### Task statement
Which lines contain the word "recognised"? Return each of them as written.

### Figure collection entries
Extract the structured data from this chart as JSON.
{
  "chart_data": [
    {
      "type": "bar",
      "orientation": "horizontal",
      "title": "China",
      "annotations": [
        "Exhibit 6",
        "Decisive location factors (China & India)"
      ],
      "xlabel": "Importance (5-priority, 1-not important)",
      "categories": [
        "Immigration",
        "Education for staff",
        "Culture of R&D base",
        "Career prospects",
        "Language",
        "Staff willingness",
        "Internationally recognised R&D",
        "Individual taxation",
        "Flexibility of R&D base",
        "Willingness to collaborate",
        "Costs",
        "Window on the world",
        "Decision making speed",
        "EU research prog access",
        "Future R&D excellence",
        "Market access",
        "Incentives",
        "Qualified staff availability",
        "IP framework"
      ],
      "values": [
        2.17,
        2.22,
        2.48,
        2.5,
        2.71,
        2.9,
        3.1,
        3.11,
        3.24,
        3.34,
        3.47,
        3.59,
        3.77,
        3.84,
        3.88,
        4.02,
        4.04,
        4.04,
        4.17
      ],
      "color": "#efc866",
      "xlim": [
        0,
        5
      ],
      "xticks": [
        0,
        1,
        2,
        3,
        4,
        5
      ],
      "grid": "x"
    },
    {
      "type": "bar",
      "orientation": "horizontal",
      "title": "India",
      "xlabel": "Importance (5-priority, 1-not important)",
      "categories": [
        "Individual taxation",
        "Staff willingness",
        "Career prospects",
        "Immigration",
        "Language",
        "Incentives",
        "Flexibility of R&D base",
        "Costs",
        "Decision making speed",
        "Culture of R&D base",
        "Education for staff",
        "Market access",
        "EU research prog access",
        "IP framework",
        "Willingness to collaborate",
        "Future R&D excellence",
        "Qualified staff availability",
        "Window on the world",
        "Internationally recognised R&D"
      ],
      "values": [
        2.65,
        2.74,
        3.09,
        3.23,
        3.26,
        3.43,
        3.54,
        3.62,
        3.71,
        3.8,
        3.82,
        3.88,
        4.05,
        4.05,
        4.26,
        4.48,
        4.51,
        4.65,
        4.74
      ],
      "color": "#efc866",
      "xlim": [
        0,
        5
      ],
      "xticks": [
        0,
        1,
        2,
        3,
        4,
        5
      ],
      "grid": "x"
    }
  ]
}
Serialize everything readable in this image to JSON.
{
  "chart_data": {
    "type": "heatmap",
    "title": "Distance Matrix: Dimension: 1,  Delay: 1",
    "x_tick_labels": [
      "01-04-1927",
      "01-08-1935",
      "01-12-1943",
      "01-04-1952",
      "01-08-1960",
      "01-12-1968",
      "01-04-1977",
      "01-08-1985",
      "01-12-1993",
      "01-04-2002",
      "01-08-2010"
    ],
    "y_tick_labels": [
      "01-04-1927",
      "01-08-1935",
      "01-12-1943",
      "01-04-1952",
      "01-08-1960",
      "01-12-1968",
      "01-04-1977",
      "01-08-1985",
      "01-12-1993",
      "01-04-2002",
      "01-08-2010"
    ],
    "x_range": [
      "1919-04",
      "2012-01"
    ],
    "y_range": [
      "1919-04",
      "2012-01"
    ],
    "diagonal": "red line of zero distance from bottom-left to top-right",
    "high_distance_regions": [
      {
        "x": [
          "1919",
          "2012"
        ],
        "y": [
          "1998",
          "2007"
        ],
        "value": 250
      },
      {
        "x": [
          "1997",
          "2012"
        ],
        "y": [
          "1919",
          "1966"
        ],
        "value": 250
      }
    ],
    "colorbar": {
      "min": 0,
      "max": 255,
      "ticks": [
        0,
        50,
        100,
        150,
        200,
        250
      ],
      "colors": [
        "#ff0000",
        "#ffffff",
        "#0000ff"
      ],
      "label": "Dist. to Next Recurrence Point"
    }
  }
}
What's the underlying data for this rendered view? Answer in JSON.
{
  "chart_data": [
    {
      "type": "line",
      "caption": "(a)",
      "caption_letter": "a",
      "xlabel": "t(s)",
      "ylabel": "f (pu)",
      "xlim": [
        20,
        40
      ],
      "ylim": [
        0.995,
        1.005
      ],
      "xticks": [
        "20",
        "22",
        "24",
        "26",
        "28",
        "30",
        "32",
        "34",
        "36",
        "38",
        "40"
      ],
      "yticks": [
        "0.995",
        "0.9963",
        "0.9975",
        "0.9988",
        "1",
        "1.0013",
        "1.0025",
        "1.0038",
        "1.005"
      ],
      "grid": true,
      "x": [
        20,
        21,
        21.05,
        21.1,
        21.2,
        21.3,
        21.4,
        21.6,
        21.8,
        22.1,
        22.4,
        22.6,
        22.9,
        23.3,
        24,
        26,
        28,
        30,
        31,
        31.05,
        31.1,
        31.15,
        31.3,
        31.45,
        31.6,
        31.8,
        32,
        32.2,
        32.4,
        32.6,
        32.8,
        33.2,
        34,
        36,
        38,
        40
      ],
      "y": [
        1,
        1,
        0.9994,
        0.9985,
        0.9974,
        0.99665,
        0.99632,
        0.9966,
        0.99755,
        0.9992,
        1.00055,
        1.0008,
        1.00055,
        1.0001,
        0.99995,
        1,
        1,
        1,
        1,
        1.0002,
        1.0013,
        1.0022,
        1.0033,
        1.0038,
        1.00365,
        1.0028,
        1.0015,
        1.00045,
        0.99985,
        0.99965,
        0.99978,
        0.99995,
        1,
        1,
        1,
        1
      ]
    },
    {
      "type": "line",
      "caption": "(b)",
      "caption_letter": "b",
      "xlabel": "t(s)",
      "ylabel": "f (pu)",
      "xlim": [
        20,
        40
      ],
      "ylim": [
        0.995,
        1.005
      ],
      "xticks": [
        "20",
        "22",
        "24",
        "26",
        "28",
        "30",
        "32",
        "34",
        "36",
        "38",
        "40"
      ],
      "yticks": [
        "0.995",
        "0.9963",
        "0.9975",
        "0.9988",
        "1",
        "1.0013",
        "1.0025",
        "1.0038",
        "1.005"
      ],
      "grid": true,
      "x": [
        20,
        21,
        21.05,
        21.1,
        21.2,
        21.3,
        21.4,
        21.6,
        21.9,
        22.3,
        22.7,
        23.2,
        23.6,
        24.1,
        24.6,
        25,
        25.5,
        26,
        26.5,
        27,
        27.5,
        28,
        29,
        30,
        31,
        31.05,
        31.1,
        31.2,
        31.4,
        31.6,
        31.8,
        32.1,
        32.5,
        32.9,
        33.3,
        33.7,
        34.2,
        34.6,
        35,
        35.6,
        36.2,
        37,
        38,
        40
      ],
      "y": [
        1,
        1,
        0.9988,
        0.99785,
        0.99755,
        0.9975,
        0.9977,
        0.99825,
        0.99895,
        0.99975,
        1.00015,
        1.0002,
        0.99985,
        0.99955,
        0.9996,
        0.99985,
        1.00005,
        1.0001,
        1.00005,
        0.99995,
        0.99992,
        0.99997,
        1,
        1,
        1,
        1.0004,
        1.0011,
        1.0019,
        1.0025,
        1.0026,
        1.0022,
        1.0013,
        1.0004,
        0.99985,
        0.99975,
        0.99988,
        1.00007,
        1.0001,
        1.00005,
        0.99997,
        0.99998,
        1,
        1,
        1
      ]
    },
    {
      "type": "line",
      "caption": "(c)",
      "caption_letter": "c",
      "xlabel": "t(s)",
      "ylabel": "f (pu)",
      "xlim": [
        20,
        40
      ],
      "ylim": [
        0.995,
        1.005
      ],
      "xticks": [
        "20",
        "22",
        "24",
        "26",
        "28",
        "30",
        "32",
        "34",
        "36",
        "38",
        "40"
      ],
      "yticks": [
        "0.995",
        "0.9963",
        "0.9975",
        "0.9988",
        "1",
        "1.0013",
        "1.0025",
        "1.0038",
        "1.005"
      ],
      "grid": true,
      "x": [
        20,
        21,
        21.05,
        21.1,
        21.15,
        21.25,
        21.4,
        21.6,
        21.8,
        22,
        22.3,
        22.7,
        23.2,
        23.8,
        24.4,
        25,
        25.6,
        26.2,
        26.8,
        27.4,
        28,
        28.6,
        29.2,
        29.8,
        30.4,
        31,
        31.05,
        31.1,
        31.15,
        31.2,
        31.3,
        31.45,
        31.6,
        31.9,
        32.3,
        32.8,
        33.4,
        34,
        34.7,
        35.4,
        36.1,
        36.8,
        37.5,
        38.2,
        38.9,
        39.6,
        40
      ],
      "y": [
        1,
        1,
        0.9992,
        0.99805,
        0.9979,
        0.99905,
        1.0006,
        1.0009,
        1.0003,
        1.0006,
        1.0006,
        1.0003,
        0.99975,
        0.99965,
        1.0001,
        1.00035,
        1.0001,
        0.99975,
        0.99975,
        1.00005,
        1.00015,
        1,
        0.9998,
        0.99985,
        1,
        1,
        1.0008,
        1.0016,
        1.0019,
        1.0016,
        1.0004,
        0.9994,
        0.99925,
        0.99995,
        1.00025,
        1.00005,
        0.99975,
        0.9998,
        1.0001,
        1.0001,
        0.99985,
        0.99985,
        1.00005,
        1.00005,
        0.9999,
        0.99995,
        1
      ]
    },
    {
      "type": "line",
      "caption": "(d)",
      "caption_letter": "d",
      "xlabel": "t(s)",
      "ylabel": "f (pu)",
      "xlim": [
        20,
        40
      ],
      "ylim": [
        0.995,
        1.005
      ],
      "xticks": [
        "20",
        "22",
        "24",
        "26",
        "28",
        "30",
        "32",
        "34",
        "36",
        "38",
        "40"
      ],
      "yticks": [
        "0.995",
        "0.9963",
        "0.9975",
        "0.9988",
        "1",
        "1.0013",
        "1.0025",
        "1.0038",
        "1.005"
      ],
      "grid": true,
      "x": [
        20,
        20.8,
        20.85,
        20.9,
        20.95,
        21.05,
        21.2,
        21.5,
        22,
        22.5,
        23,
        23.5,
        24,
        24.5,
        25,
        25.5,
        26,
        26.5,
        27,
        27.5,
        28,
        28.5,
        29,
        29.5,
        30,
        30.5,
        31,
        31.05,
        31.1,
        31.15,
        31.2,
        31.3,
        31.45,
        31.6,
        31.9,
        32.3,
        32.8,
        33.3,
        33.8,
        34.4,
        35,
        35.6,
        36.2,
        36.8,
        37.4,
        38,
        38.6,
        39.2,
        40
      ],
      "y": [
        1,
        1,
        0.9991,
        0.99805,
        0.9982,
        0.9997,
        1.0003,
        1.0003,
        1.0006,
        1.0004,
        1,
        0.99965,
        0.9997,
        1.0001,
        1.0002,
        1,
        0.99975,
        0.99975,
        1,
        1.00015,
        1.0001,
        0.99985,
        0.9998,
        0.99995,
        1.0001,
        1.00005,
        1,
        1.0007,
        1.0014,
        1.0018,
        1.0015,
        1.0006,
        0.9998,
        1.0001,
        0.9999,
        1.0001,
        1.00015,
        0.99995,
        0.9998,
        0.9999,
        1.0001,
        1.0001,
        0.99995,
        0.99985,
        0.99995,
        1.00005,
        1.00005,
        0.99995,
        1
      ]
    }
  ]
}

### Full output
        "Internationally recognised R&D",
        "Internationally recognised R&D"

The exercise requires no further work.